(A block of data)
============

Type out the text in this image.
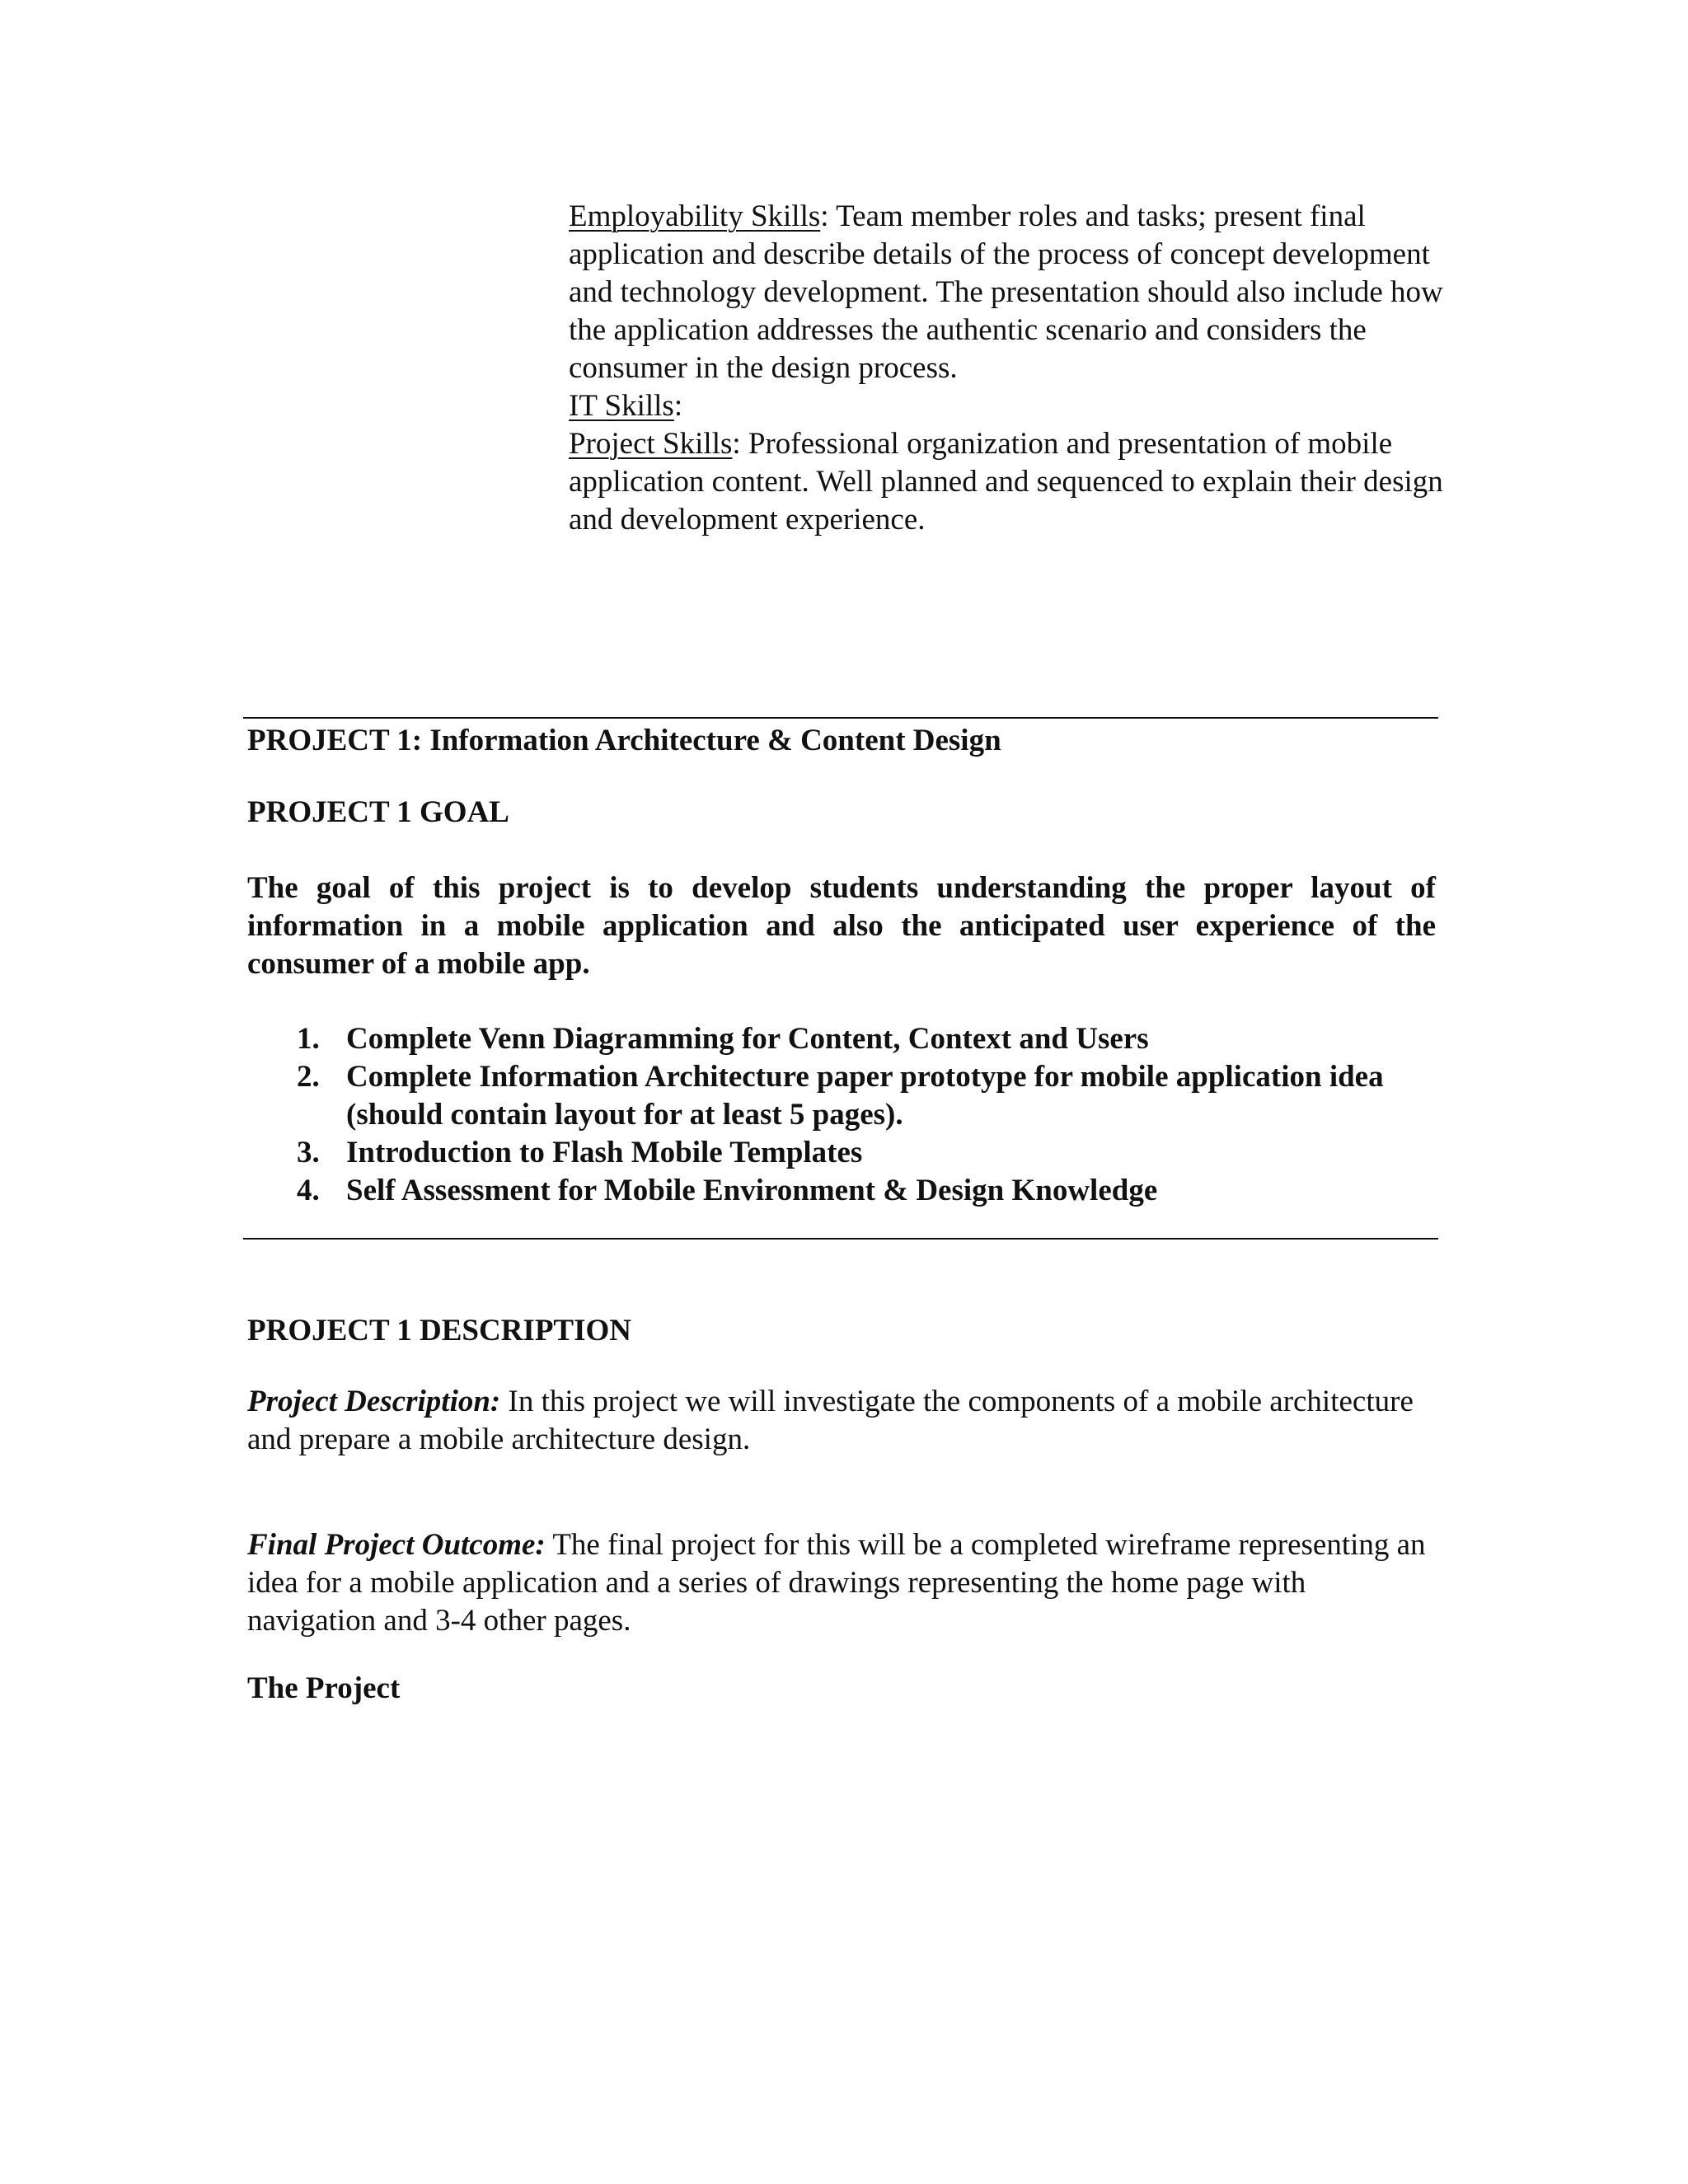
Employability Skills: Team member roles and tasks; present final application and describe details of the process of concept development and technology development. The presentation should also include how the application addresses the authentic scenario and considers the consumer in the design process.

IT Skills:

Project Skills: Professional organization and presentation of mobile application content. Well planned and sequenced to explain their design and development experience.

PROJECT 1: Information Architecture & Content Design

PROJECT 1 GOAL

The goal of this project is to develop students understanding the proper layout of information in a mobile application and also the anticipated user experience of the consumer of a mobile app.

1. Complete Venn Diagramming for Content, Context and Users
2. Complete Information Architecture paper prototype for mobile application idea (should contain layout for at least 5 pages).
3. Introduction to Flash Mobile Templates
4. Self Assessment for Mobile Environment & Design Knowledge

PROJECT 1 DESCRIPTION

Project Description: In this project we will investigate the components of a mobile architecture and prepare a mobile architecture design.

Final Project Outcome: The final project for this will be a completed wireframe representing an idea for a mobile application and a series of drawings representing the home page with navigation and 3-4 other pages.

The Project
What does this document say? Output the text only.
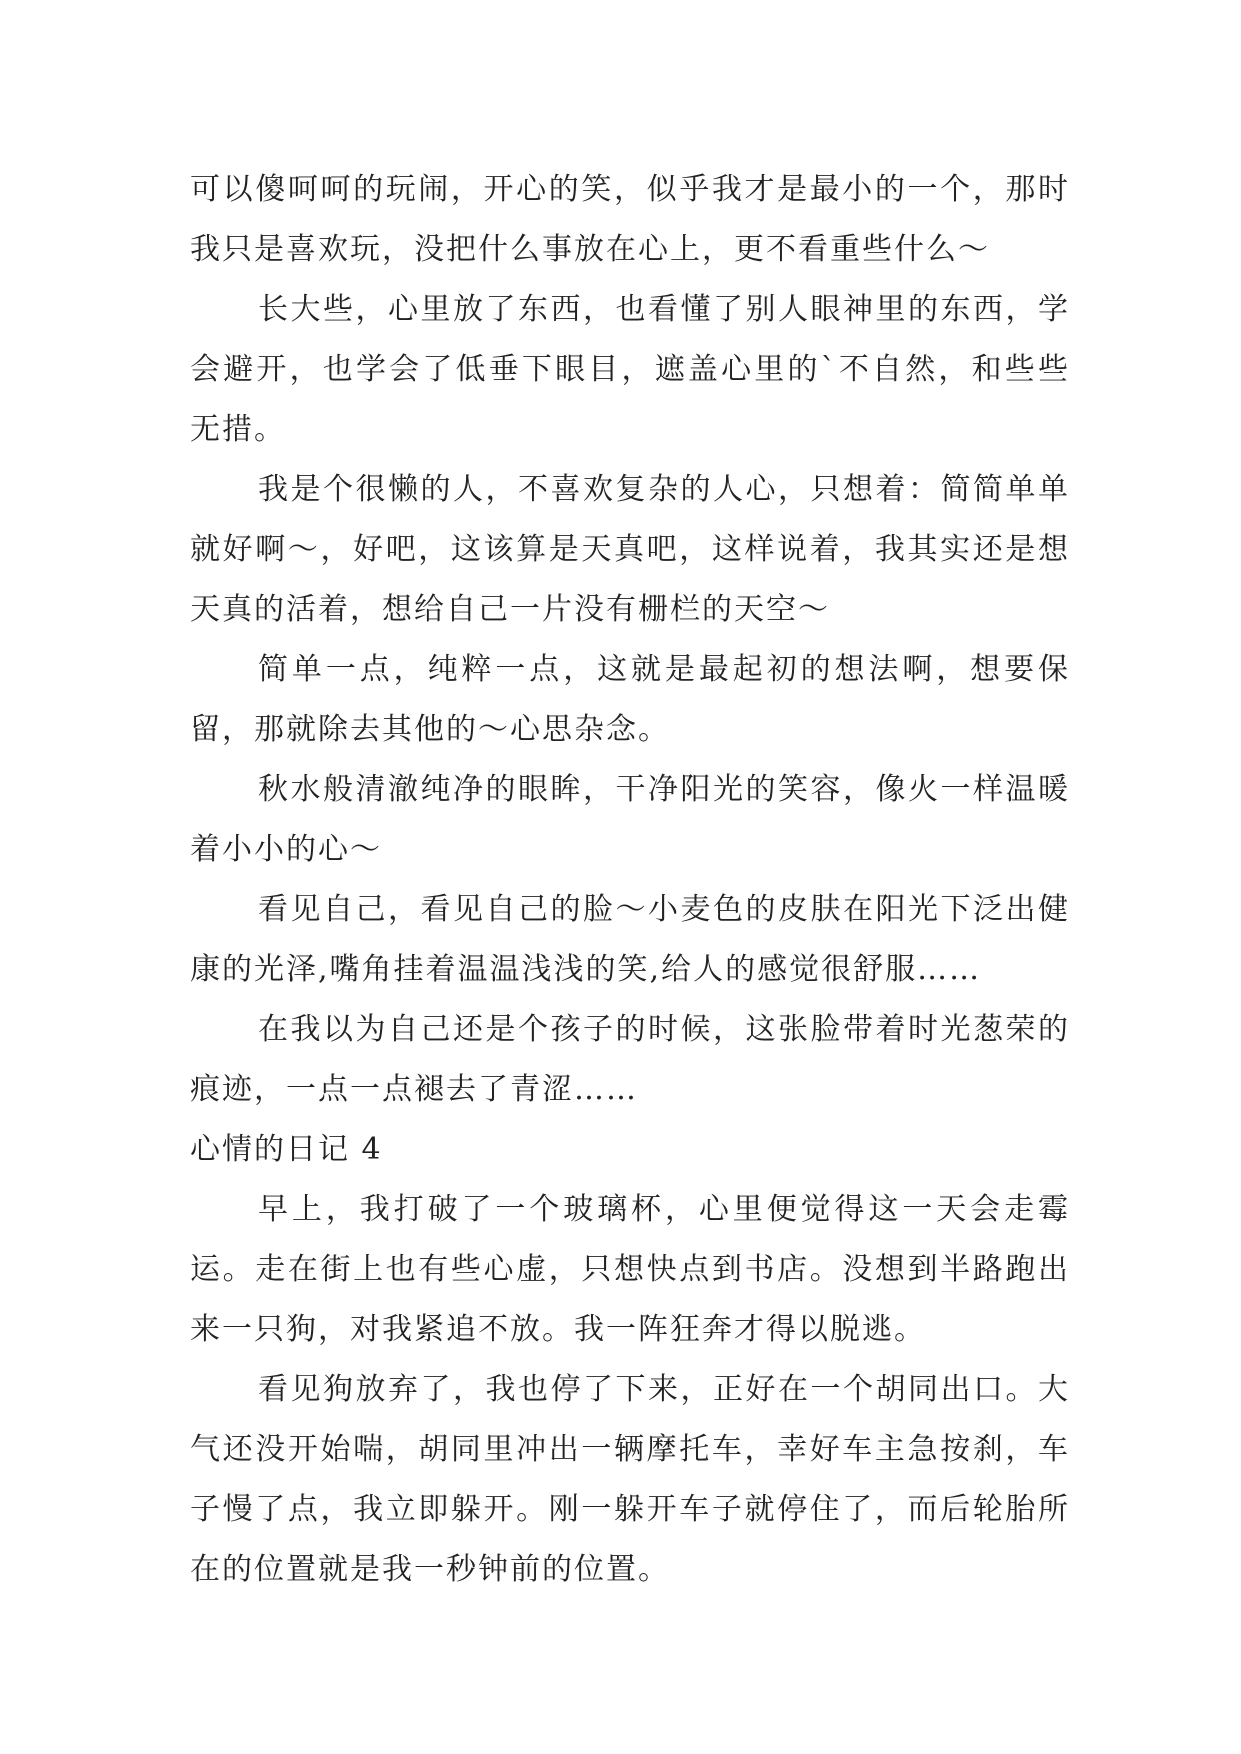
可以傻呵呵的玩闹，开心的笑，似乎我才是最小的一个，那时我只是喜欢玩，没把什么事放在心上，更不看重些什么～

长大些，心里放了东西，也看懂了别人眼神里的东西，学会避开，也学会了低垂下眼目，遮盖心里的`不自然，和些些无措。

我是个很懒的人，不喜欢复杂的人心，只想着：简简单单就好啊～，好吧，这该算是天真吧，这样说着，我其实还是想天真的活着，想给自己一片没有栅栏的天空～

简单一点，纯粹一点，这就是最起初的想法啊，想要保留，那就除去其他的～心思杂念。

秋水般清澈纯净的眼眸，干净阳光的笑容，像火一样温暖着小小的心～

看见自己，看见自己的脸～小麦色的皮肤在阳光下泛出健康的光泽,嘴角挂着温温浅浅的笑,给人的感觉很舒服……

在我以为自己还是个孩子的时候，这张脸带着时光葱荣的痕迹，一点一点褪去了青涩……

心情的日记 4

早上，我打破了一个玻璃杯，心里便觉得这一天会走霉运。走在街上也有些心虚，只想快点到书店。没想到半路跑出来一只狗，对我紧追不放。我一阵狂奔才得以脱逃。

看见狗放弃了，我也停了下来，正好在一个胡同出口。大气还没开始喘，胡同里冲出一辆摩托车，幸好车主急按刹，车子慢了点，我立即躲开。刚一躲开车子就停住了，而后轮胎所在的位置就是我一秒钟前的位置。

============

▸ Directions for this task: Keep every word of the data as it is when you write it out, but drop the pictures.

▸ Right answer:
Type out the text in this image.
Employability Skills: Team member roles and tasks; present final application and describe details of the process of concept development and technology development. The presentation should also include how the application addresses the authentic scenario and considers the consumer in the design process.

IT Skills:

Project Skills: Professional organization and presentation of mobile application content. Well planned and sequenced to explain their design and development experience.

PROJECT 1: Information Architecture & Content Design

PROJECT 1 GOAL

The goal of this project is to develop students understanding the proper layout of information in a mobile application and also the anticipated user experience of the consumer of a mobile app.

1. Complete Venn Diagramming for Content, Context and Users
2. Complete Information Architecture paper prototype for mobile application idea (should contain layout for at least 5 pages).
3. Introduction to Flash Mobile Templates
4. Self Assessment for Mobile Environment & Design Knowledge

PROJECT 1 DESCRIPTION

Project Description: In this project we will investigate the components of a mobile architecture and prepare a mobile architecture design.

Final Project Outcome: The final project for this will be a completed wireframe representing an idea for a mobile application and a series of drawings representing the home page with navigation and 3-4 other pages.

The Project
What does this document say? Output the text only.
可以傻呵呵的玩闹，开心的笑，似乎我才是最小的一个，那时我只是喜欢玩，没把什么事放在心上，更不看重些什么～

长大些，心里放了东西，也看懂了别人眼神里的东西，学会避开，也学会了低垂下眼目，遮盖心里的`不自然，和些些无措。

我是个很懒的人，不喜欢复杂的人心，只想着：简简单单就好啊～，好吧，这该算是天真吧，这样说着，我其实还是想天真的活着，想给自己一片没有栅栏的天空～

简单一点，纯粹一点，这就是最起初的想法啊，想要保留，那就除去其他的～心思杂念。

秋水般清澈纯净的眼眸，干净阳光的笑容，像火一样温暖着小小的心～

看见自己，看见自己的脸～小麦色的皮肤在阳光下泛出健康的光泽,嘴角挂着温温浅浅的笑,给人的感觉很舒服……

在我以为自己还是个孩子的时候，这张脸带着时光葱荣的痕迹，一点一点褪去了青涩……

心情的日记 4

早上，我打破了一个玻璃杯，心里便觉得这一天会走霉运。走在街上也有些心虚，只想快点到书店。没想到半路跑出来一只狗，对我紧追不放。我一阵狂奔才得以脱逃。

看见狗放弃了，我也停了下来，正好在一个胡同出口。大气还没开始喘，胡同里冲出一辆摩托车，幸好车主急按刹，车子慢了点，我立即躲开。刚一躲开车子就停住了，而后轮胎所在的位置就是我一秒钟前的位置。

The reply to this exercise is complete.